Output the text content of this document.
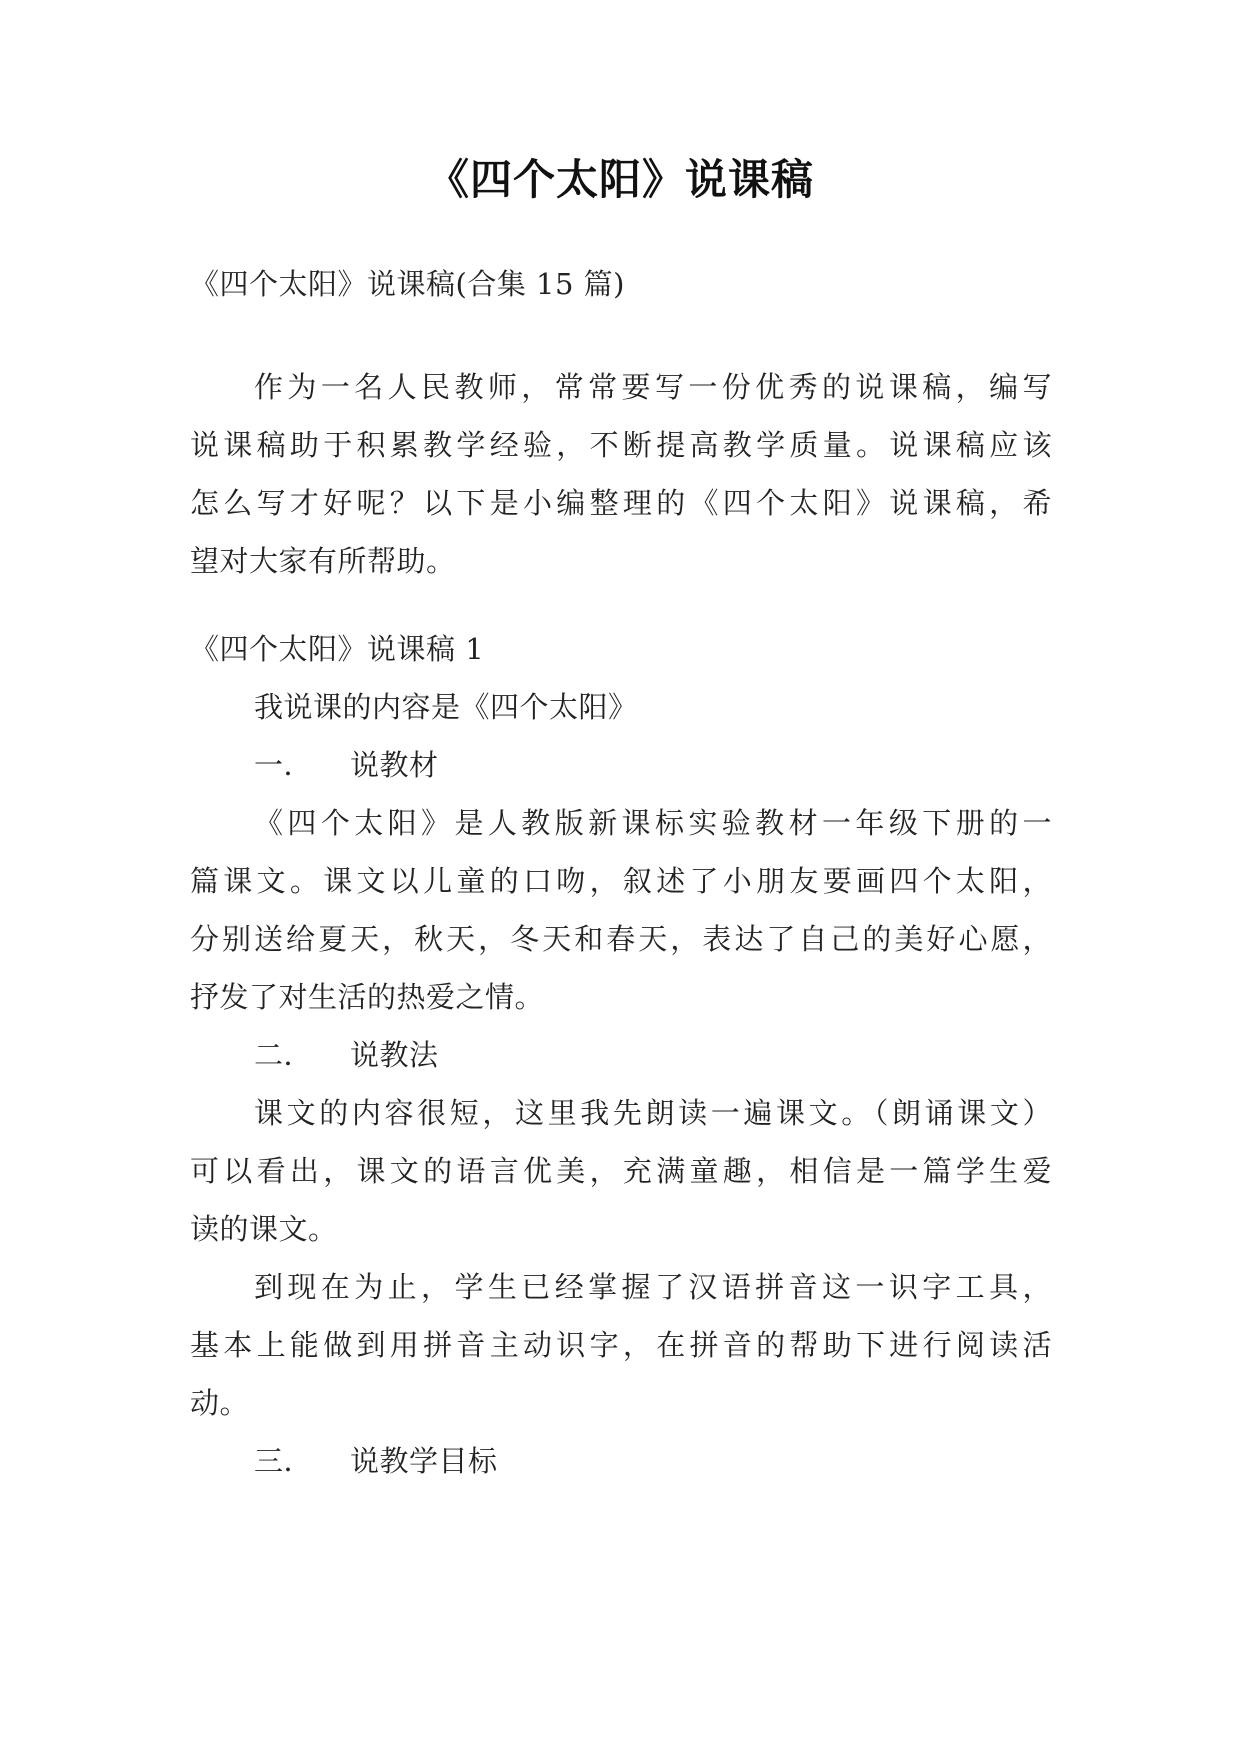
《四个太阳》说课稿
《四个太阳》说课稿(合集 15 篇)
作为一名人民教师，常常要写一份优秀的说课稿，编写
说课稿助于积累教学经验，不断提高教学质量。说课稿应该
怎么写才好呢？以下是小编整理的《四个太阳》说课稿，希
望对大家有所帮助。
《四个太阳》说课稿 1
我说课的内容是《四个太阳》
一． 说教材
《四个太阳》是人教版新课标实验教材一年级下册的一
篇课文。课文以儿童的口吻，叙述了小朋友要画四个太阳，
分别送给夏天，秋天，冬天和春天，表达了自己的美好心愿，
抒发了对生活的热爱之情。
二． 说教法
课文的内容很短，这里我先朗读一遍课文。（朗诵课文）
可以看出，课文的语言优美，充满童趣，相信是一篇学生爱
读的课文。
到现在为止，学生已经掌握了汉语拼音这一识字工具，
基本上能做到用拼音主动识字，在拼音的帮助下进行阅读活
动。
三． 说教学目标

▶ BRIEF: Can you retype every record above exactly, leaving out the pictures?

▶ THE RESULT:
Output the text content of this document.
《四个太阳》说课稿
《四个太阳》说课稿(合集 15 篇)
作为一名人民教师，常常要写一份优秀的说课稿，编写
说课稿助于积累教学经验，不断提高教学质量。说课稿应该
怎么写才好呢？以下是小编整理的《四个太阳》说课稿，希
望对大家有所帮助。
《四个太阳》说课稿 1
我说课的内容是《四个太阳》
一． 说教材
《四个太阳》是人教版新课标实验教材一年级下册的一
篇课文。课文以儿童的口吻，叙述了小朋友要画四个太阳，
分别送给夏天，秋天，冬天和春天，表达了自己的美好心愿，
抒发了对生活的热爱之情。
二． 说教法
课文的内容很短，这里我先朗读一遍课文。（朗诵课文）
可以看出，课文的语言优美，充满童趣，相信是一篇学生爱
读的课文。
到现在为止，学生已经掌握了汉语拼音这一识字工具，
基本上能做到用拼音主动识字，在拼音的帮助下进行阅读活
动。
三． 说教学目标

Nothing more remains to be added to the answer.